* OBJECTIVE:
Reproduce the records exactly.

* Figure dataset records:
>> begin

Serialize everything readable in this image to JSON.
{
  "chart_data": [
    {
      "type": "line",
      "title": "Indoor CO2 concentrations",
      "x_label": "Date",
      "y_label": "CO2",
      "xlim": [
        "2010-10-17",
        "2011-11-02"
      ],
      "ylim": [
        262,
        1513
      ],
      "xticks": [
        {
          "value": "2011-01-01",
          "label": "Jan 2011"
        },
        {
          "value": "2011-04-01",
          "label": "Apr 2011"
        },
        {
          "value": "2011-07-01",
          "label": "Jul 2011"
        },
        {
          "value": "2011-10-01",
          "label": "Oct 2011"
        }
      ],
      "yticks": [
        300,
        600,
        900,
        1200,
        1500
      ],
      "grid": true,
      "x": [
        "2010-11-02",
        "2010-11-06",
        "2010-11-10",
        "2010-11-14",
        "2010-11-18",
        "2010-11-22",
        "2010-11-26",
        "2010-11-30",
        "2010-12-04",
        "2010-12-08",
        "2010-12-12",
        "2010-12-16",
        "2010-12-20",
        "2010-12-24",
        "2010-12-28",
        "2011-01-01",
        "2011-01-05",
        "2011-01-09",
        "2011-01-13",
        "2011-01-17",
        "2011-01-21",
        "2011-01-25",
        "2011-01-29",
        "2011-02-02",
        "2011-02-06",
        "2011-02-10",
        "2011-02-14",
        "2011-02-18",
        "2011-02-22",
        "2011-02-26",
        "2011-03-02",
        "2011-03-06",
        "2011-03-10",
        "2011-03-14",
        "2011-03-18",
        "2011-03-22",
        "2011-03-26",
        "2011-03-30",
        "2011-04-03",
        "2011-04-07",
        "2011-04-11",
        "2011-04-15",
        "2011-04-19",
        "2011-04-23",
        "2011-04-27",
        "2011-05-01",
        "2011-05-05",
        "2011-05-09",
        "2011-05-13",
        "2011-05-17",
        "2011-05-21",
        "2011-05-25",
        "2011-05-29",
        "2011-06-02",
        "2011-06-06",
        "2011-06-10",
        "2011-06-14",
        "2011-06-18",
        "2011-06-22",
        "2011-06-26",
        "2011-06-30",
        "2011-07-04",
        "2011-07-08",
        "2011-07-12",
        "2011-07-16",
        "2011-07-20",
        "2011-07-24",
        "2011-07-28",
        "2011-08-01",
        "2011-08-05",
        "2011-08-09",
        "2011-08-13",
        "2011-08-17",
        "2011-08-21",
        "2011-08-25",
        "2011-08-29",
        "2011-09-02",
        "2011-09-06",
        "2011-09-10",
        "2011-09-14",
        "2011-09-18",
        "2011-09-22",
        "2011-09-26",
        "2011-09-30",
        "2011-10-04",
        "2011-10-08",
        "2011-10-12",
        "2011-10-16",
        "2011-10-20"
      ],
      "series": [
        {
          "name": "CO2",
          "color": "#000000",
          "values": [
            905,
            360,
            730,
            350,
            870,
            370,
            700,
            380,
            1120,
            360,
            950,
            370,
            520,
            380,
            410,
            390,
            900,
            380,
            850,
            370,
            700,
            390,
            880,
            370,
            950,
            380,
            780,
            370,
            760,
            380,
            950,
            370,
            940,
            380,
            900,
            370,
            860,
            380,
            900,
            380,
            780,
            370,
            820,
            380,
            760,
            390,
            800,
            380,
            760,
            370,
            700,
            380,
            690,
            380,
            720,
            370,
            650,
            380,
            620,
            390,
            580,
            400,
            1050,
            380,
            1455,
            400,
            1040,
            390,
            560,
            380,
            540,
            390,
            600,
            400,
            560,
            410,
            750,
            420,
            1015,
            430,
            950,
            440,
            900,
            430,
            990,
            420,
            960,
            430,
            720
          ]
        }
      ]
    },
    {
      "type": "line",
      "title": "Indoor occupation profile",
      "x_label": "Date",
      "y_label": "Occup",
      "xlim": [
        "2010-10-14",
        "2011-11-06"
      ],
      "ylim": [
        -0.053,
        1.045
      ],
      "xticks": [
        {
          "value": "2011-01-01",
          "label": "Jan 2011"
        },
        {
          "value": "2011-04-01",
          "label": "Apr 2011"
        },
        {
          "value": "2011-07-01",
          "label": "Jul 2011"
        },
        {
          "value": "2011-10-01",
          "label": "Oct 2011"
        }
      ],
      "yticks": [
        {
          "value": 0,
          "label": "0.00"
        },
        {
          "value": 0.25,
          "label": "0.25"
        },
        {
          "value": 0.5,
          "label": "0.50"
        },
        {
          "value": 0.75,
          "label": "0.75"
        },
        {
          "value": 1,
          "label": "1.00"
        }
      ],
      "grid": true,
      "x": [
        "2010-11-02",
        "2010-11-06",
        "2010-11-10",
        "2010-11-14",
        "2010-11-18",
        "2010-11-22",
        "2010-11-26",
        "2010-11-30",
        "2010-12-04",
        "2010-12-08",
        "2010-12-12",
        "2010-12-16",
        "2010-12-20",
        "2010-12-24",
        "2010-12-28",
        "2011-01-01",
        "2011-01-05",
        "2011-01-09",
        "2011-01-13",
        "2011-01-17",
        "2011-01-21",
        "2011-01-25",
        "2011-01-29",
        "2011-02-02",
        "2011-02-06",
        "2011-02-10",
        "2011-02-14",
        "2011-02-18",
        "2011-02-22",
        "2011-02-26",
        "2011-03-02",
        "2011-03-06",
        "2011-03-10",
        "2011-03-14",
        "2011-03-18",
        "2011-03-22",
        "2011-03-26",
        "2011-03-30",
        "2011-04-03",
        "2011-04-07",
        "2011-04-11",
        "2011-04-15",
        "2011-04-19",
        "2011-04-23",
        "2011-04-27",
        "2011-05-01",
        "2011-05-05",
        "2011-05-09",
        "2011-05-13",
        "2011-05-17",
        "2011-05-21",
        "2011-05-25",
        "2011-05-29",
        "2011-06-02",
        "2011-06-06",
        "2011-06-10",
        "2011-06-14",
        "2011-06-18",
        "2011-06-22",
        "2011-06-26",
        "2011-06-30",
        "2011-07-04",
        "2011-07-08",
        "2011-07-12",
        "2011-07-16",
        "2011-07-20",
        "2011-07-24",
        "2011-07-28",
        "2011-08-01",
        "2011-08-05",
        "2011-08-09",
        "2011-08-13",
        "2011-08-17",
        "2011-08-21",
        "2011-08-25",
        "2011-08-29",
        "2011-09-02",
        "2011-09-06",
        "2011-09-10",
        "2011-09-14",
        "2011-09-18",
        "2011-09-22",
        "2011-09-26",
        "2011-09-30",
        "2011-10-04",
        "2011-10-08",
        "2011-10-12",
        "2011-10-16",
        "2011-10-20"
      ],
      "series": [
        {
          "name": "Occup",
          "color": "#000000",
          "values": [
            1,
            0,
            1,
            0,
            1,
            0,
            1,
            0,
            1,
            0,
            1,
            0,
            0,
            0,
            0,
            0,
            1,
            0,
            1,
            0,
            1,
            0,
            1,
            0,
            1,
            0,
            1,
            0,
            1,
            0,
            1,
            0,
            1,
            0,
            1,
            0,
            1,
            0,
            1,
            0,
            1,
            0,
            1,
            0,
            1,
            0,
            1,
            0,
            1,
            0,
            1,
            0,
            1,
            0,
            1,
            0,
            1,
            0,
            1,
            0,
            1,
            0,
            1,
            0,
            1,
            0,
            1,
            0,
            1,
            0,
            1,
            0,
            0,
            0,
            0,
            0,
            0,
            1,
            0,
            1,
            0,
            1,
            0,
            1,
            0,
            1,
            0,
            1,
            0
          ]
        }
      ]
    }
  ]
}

>> end

* EXERCISE SOLUTION:
Serialize everything readable in this image to JSON.
{
  "chart_data": [
    {
      "type": "line",
      "title": "Indoor CO2 concentrations",
      "x_label": "Date",
      "y_label": "CO2",
      "xlim": [
        "2010-10-17",
        "2011-11-02"
      ],
      "ylim": [
        262,
        1513
      ],
      "xticks": [
        {
          "value": "2011-01-01",
          "label": "Jan 2011"
        },
        {
          "value": "2011-04-01",
          "label": "Apr 2011"
        },
        {
          "value": "2011-07-01",
          "label": "Jul 2011"
        },
        {
          "value": "2011-10-01",
          "label": "Oct 2011"
        }
      ],
      "yticks": [
        300,
        600,
        900,
        1200,
        1500
      ],
      "grid": true,
      "x": [
        "2010-11-02",
        "2010-11-06",
        "2010-11-10",
        "2010-11-14",
        "2010-11-18",
        "2010-11-22",
        "2010-11-26",
        "2010-11-30",
        "2010-12-04",
        "2010-12-08",
        "2010-12-12",
        "2010-12-16",
        "2010-12-20",
        "2010-12-24",
        "2010-12-28",
        "2011-01-01",
        "2011-01-05",
        "2011-01-09",
        "2011-01-13",
        "2011-01-17",
        "2011-01-21",
        "2011-01-25",
        "2011-01-29",
        "2011-02-02",
        "2011-02-06",
        "2011-02-10",
        "2011-02-14",
        "2011-02-18",
        "2011-02-22",
        "2011-02-26",
        "2011-03-02",
        "2011-03-06",
        "2011-03-10",
        "2011-03-14",
        "2011-03-18",
        "2011-03-22",
        "2011-03-26",
        "2011-03-30",
        "2011-04-03",
        "2011-04-07",
        "2011-04-11",
        "2011-04-15",
        "2011-04-19",
        "2011-04-23",
        "2011-04-27",
        "2011-05-01",
        "2011-05-05",
        "2011-05-09",
        "2011-05-13",
        "2011-05-17",
        "2011-05-21",
        "2011-05-25",
        "2011-05-29",
        "2011-06-02",
        "2011-06-06",
        "2011-06-10",
        "2011-06-14",
        "2011-06-18",
        "2011-06-22",
        "2011-06-26",
        "2011-06-30",
        "2011-07-04",
        "2011-07-08",
        "2011-07-12",
        "2011-07-16",
        "2011-07-20",
        "2011-07-24",
        "2011-07-28",
        "2011-08-01",
        "2011-08-05",
        "2011-08-09",
        "2011-08-13",
        "2011-08-17",
        "2011-08-21",
        "2011-08-25",
        "2011-08-29",
        "2011-09-02",
        "2011-09-06",
        "2011-09-10",
        "2011-09-14",
        "2011-09-18",
        "2011-09-22",
        "2011-09-26",
        "2011-09-30",
        "2011-10-04",
        "2011-10-08",
        "2011-10-12",
        "2011-10-16",
        "2011-10-20"
      ],
      "series": [
        {
          "name": "CO2",
          "color": "#000000",
          "values": [
            905,
            360,
            730,
            350,
            870,
            370,
            700,
            380,
            1120,
            360,
            950,
            370,
            520,
            380,
            410,
            390,
            900,
            380,
            850,
            370,
            700,
            390,
            880,
            370,
            950,
            380,
            780,
            370,
            760,
            380,
            950,
            370,
            940,
            380,
            900,
            370,
            860,
            380,
            900,
            380,
            780,
            370,
            820,
            380,
            760,
            390,
            800,
            380,
            760,
            370,
            700,
            380,
            690,
            380,
            720,
            370,
            650,
            380,
            620,
            390,
            580,
            400,
            1050,
            380,
            1455,
            400,
            1040,
            390,
            560,
            380,
            540,
            390,
            600,
            400,
            560,
            410,
            750,
            420,
            1015,
            430,
            950,
            440,
            900,
            430,
            990,
            420,
            960,
            430,
            720
          ]
        }
      ]
    },
    {
      "type": "line",
      "title": "Indoor occupation profile",
      "x_label": "Date",
      "y_label": "Occup",
      "xlim": [
        "2010-10-14",
        "2011-11-06"
      ],
      "ylim": [
        -0.053,
        1.045
      ],
      "xticks": [
        {
          "value": "2011-01-01",
          "label": "Jan 2011"
        },
        {
          "value": "2011-04-01",
          "label": "Apr 2011"
        },
        {
          "value": "2011-07-01",
          "label": "Jul 2011"
        },
        {
          "value": "2011-10-01",
          "label": "Oct 2011"
        }
      ],
      "yticks": [
        {
          "value": 0,
          "label": "0.00"
        },
        {
          "value": 0.25,
          "label": "0.25"
        },
        {
          "value": 0.5,
          "label": "0.50"
        },
        {
          "value": 0.75,
          "label": "0.75"
        },
        {
          "value": 1,
          "label": "1.00"
        }
      ],
      "grid": true,
      "x": [
        "2010-11-02",
        "2010-11-06",
        "2010-11-10",
        "2010-11-14",
        "2010-11-18",
        "2010-11-22",
        "2010-11-26",
        "2010-11-30",
        "2010-12-04",
        "2010-12-08",
        "2010-12-12",
        "2010-12-16",
        "2010-12-20",
        "2010-12-24",
        "2010-12-28",
        "2011-01-01",
        "2011-01-05",
        "2011-01-09",
        "2011-01-13",
        "2011-01-17",
        "2011-01-21",
        "2011-01-25",
        "2011-01-29",
        "2011-02-02",
        "2011-02-06",
        "2011-02-10",
        "2011-02-14",
        "2011-02-18",
        "2011-02-22",
        "2011-02-26",
        "2011-03-02",
        "2011-03-06",
        "2011-03-10",
        "2011-03-14",
        "2011-03-18",
        "2011-03-22",
        "2011-03-26",
        "2011-03-30",
        "2011-04-03",
        "2011-04-07",
        "2011-04-11",
        "2011-04-15",
        "2011-04-19",
        "2011-04-23",
        "2011-04-27",
        "2011-05-01",
        "2011-05-05",
        "2011-05-09",
        "2011-05-13",
        "2011-05-17",
        "2011-05-21",
        "2011-05-25",
        "2011-05-29",
        "2011-06-02",
        "2011-06-06",
        "2011-06-10",
        "2011-06-14",
        "2011-06-18",
        "2011-06-22",
        "2011-06-26",
        "2011-06-30",
        "2011-07-04",
        "2011-07-08",
        "2011-07-12",
        "2011-07-16",
        "2011-07-20",
        "2011-07-24",
        "2011-07-28",
        "2011-08-01",
        "2011-08-05",
        "2011-08-09",
        "2011-08-13",
        "2011-08-17",
        "2011-08-21",
        "2011-08-25",
        "2011-08-29",
        "2011-09-02",
        "2011-09-06",
        "2011-09-10",
        "2011-09-14",
        "2011-09-18",
        "2011-09-22",
        "2011-09-26",
        "2011-09-30",
        "2011-10-04",
        "2011-10-08",
        "2011-10-12",
        "2011-10-16",
        "2011-10-20"
      ],
      "series": [
        {
          "name": "Occup",
          "color": "#000000",
          "values": [
            1,
            0,
            1,
            0,
            1,
            0,
            1,
            0,
            1,
            0,
            1,
            0,
            0,
            0,
            0,
            0,
            1,
            0,
            1,
            0,
            1,
            0,
            1,
            0,
            1,
            0,
            1,
            0,
            1,
            0,
            1,
            0,
            1,
            0,
            1,
            0,
            1,
            0,
            1,
            0,
            1,
            0,
            1,
            0,
            1,
            0,
            1,
            0,
            1,
            0,
            1,
            0,
            1,
            0,
            1,
            0,
            1,
            0,
            1,
            0,
            1,
            0,
            1,
            0,
            1,
            0,
            1,
            0,
            1,
            0,
            1,
            0,
            0,
            0,
            0,
            0,
            0,
            1,
            0,
            1,
            0,
            1,
            0,
            1,
            0,
            1,
            0,
            1,
            0
          ]
        }
      ]
    }
  ]
}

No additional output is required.